### LISTING

↓↓↓

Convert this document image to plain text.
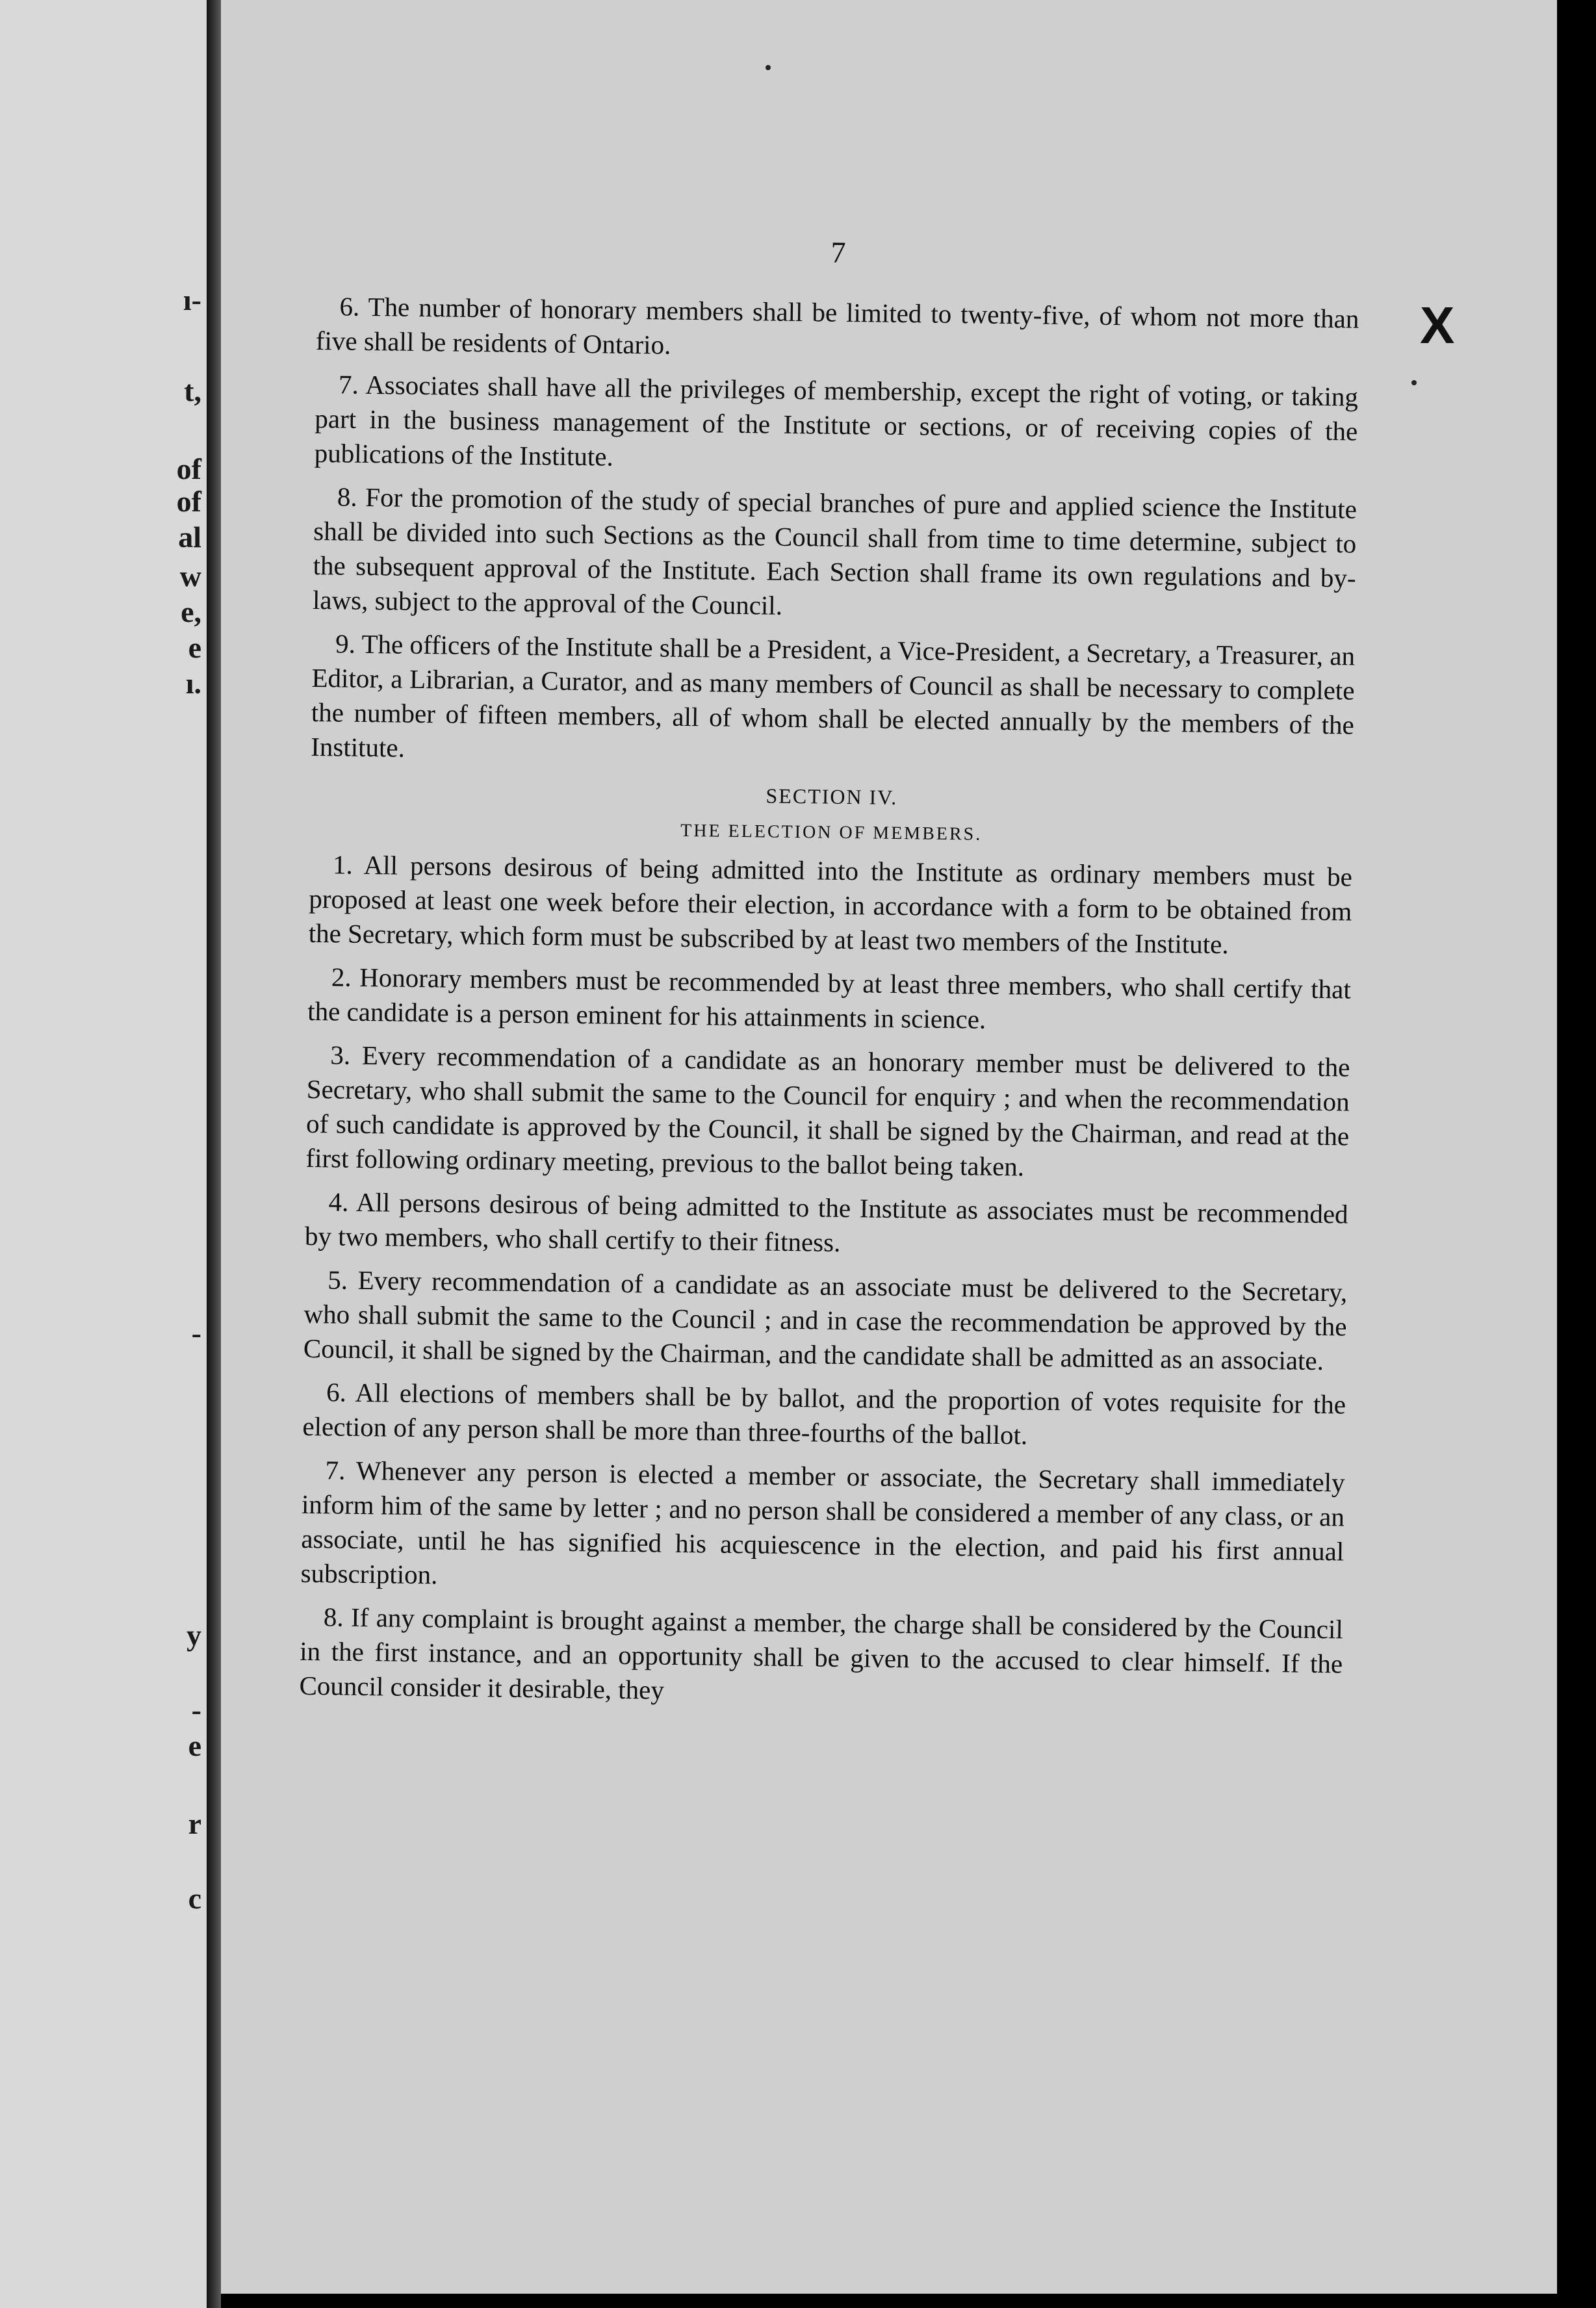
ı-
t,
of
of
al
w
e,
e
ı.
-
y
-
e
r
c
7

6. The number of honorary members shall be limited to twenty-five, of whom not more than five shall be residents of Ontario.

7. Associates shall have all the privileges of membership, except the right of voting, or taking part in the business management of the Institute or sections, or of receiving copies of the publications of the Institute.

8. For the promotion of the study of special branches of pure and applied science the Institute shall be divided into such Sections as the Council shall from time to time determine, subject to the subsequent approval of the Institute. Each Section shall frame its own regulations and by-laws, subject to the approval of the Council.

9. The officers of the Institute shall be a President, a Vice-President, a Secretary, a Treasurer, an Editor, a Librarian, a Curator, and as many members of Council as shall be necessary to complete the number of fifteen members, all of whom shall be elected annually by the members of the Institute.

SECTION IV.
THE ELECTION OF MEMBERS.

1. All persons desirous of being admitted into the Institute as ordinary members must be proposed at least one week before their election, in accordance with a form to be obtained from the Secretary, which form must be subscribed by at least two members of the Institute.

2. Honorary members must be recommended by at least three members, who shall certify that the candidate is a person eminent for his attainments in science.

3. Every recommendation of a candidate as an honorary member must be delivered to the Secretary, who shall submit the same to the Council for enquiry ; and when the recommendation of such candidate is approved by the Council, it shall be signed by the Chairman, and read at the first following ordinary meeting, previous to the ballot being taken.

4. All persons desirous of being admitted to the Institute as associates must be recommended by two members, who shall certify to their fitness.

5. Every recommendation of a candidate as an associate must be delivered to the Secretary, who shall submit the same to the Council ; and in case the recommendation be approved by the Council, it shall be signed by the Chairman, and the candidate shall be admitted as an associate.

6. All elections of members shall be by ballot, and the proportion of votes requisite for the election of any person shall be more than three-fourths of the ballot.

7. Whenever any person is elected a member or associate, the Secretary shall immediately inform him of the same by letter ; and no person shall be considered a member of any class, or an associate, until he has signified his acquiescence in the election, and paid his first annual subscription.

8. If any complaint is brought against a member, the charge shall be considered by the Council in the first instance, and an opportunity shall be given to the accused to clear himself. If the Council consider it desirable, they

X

↑↑↑

### WHAT IS EXPECTED
Show each line of the listing that holds the string "science".

### EXPECTED ANSWER
8. For the promotion of the study of special branches of pure and applied science the Institute shall be divided into such Sections as the Council shall from time to time determine, subject to the subsequent approval of the Institute. Each Section shall frame its own regulations and by-laws, subject to the approval of the Council.
2. Honorary members must be recommended by at least three members, who shall certify that the candidate is a person eminent for his attainments in science.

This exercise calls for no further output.